Copy the listing below line for line, without changing anything.

- - -

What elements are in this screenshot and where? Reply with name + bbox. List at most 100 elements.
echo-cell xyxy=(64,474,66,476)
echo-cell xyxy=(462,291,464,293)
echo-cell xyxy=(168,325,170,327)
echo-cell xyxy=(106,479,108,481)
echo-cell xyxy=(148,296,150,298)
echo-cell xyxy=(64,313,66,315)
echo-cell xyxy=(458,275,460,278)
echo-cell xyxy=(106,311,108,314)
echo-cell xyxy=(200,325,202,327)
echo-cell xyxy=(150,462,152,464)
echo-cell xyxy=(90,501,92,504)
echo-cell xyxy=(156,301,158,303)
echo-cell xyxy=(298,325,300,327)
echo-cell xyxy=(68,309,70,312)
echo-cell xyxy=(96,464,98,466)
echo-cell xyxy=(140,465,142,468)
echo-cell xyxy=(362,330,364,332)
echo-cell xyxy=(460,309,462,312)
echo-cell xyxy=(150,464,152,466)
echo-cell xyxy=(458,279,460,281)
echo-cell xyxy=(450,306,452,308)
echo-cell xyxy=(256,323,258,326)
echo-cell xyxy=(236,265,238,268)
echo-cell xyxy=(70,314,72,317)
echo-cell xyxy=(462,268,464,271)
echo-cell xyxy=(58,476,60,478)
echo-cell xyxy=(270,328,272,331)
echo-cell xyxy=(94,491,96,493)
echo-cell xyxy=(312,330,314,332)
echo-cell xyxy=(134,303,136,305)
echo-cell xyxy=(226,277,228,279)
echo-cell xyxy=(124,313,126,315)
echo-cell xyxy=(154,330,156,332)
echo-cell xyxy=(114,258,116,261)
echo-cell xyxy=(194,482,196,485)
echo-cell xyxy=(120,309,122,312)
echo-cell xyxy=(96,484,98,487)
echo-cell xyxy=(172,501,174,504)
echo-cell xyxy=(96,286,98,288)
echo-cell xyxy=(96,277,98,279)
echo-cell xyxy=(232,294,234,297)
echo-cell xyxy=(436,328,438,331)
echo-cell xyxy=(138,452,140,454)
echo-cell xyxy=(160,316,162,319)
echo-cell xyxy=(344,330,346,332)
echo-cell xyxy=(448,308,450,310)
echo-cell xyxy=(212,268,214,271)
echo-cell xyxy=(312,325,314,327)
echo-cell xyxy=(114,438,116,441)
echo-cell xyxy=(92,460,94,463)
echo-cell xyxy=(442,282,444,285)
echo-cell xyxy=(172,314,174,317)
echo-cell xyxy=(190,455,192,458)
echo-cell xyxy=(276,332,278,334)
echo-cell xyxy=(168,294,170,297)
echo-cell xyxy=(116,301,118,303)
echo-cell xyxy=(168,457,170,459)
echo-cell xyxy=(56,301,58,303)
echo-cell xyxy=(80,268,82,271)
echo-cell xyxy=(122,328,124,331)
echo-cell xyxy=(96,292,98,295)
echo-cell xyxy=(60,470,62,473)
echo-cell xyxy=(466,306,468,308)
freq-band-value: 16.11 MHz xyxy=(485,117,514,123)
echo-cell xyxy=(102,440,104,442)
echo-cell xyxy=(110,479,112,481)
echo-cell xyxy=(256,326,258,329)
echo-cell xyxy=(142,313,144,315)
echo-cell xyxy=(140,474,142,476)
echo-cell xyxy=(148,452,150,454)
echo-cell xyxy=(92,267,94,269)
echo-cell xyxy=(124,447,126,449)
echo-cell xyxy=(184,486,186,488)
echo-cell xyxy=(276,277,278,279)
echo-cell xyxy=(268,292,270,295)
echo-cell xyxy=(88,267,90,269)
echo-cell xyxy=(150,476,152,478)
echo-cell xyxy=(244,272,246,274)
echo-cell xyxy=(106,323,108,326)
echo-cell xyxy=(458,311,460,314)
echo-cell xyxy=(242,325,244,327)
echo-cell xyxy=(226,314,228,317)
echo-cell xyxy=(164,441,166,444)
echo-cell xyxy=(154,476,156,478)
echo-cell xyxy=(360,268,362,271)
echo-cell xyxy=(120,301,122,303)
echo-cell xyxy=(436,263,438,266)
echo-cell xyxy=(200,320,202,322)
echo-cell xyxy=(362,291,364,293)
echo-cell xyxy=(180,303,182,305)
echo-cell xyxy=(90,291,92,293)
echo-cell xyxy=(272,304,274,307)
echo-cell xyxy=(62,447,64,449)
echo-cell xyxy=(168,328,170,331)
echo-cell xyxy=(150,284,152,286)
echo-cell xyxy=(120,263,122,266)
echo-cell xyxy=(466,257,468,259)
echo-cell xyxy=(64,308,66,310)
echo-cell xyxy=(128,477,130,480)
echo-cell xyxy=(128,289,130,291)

- - -

▸ Response to the task:
What elements are in this screenshot and where? Reply with name + bbox. List at most 100 elements.
echo-cell xyxy=(64,474,66,476)
echo-cell xyxy=(462,291,464,293)
echo-cell xyxy=(168,325,170,327)
echo-cell xyxy=(106,479,108,481)
echo-cell xyxy=(148,296,150,298)
echo-cell xyxy=(64,313,66,315)
echo-cell xyxy=(458,275,460,278)
echo-cell xyxy=(106,311,108,314)
echo-cell xyxy=(200,325,202,327)
echo-cell xyxy=(150,462,152,464)
echo-cell xyxy=(90,501,92,504)
echo-cell xyxy=(156,301,158,303)
echo-cell xyxy=(298,325,300,327)
echo-cell xyxy=(68,309,70,312)
echo-cell xyxy=(96,464,98,466)
echo-cell xyxy=(140,465,142,468)
echo-cell xyxy=(362,330,364,332)
echo-cell xyxy=(460,309,462,312)
echo-cell xyxy=(150,464,152,466)
echo-cell xyxy=(458,279,460,281)
echo-cell xyxy=(450,306,452,308)
echo-cell xyxy=(256,323,258,326)
echo-cell xyxy=(236,265,238,268)
echo-cell xyxy=(70,314,72,317)
echo-cell xyxy=(462,268,464,271)
echo-cell xyxy=(58,476,60,478)
echo-cell xyxy=(270,328,272,331)
echo-cell xyxy=(94,491,96,493)
echo-cell xyxy=(312,330,314,332)
echo-cell xyxy=(134,303,136,305)
echo-cell xyxy=(226,277,228,279)
echo-cell xyxy=(124,313,126,315)
echo-cell xyxy=(154,330,156,332)
echo-cell xyxy=(114,258,116,261)
echo-cell xyxy=(194,482,196,485)
echo-cell xyxy=(120,309,122,312)
echo-cell xyxy=(96,484,98,487)
echo-cell xyxy=(172,501,174,504)
echo-cell xyxy=(96,286,98,288)
echo-cell xyxy=(96,277,98,279)
echo-cell xyxy=(232,294,234,297)
echo-cell xyxy=(436,328,438,331)
echo-cell xyxy=(138,452,140,454)
echo-cell xyxy=(160,316,162,319)
echo-cell xyxy=(344,330,346,332)
echo-cell xyxy=(448,308,450,310)
echo-cell xyxy=(212,268,214,271)
echo-cell xyxy=(312,325,314,327)
echo-cell xyxy=(114,438,116,441)
echo-cell xyxy=(92,460,94,463)
echo-cell xyxy=(442,282,444,285)
echo-cell xyxy=(172,314,174,317)
echo-cell xyxy=(190,455,192,458)
echo-cell xyxy=(276,332,278,334)
echo-cell xyxy=(168,294,170,297)
echo-cell xyxy=(116,301,118,303)
echo-cell xyxy=(168,457,170,459)
echo-cell xyxy=(56,301,58,303)
echo-cell xyxy=(80,268,82,271)
echo-cell xyxy=(122,328,124,331)
echo-cell xyxy=(96,292,98,295)
echo-cell xyxy=(60,470,62,473)
echo-cell xyxy=(466,306,468,308)
freq-band-value: 16.11 MHz xyxy=(485,117,514,123)
echo-cell xyxy=(102,440,104,442)
echo-cell xyxy=(110,479,112,481)
echo-cell xyxy=(256,326,258,329)
echo-cell xyxy=(142,313,144,315)
echo-cell xyxy=(140,474,142,476)
echo-cell xyxy=(148,452,150,454)
echo-cell xyxy=(92,267,94,269)
echo-cell xyxy=(124,447,126,449)
echo-cell xyxy=(184,486,186,488)
echo-cell xyxy=(276,277,278,279)
echo-cell xyxy=(268,292,270,295)
echo-cell xyxy=(88,267,90,269)
echo-cell xyxy=(150,476,152,478)
echo-cell xyxy=(244,272,246,274)
echo-cell xyxy=(106,323,108,326)
echo-cell xyxy=(458,311,460,314)
echo-cell xyxy=(242,325,244,327)
echo-cell xyxy=(226,314,228,317)
echo-cell xyxy=(164,441,166,444)
echo-cell xyxy=(154,476,156,478)
echo-cell xyxy=(360,268,362,271)
echo-cell xyxy=(120,301,122,303)
echo-cell xyxy=(436,263,438,266)
echo-cell xyxy=(200,320,202,322)
echo-cell xyxy=(362,291,364,293)
echo-cell xyxy=(180,303,182,305)
echo-cell xyxy=(90,291,92,293)
echo-cell xyxy=(272,304,274,307)
echo-cell xyxy=(62,447,64,449)
echo-cell xyxy=(168,328,170,331)
echo-cell xyxy=(150,284,152,286)
echo-cell xyxy=(120,263,122,266)
echo-cell xyxy=(466,257,468,259)
echo-cell xyxy=(64,308,66,310)
echo-cell xyxy=(128,477,130,480)
echo-cell xyxy=(128,289,130,291)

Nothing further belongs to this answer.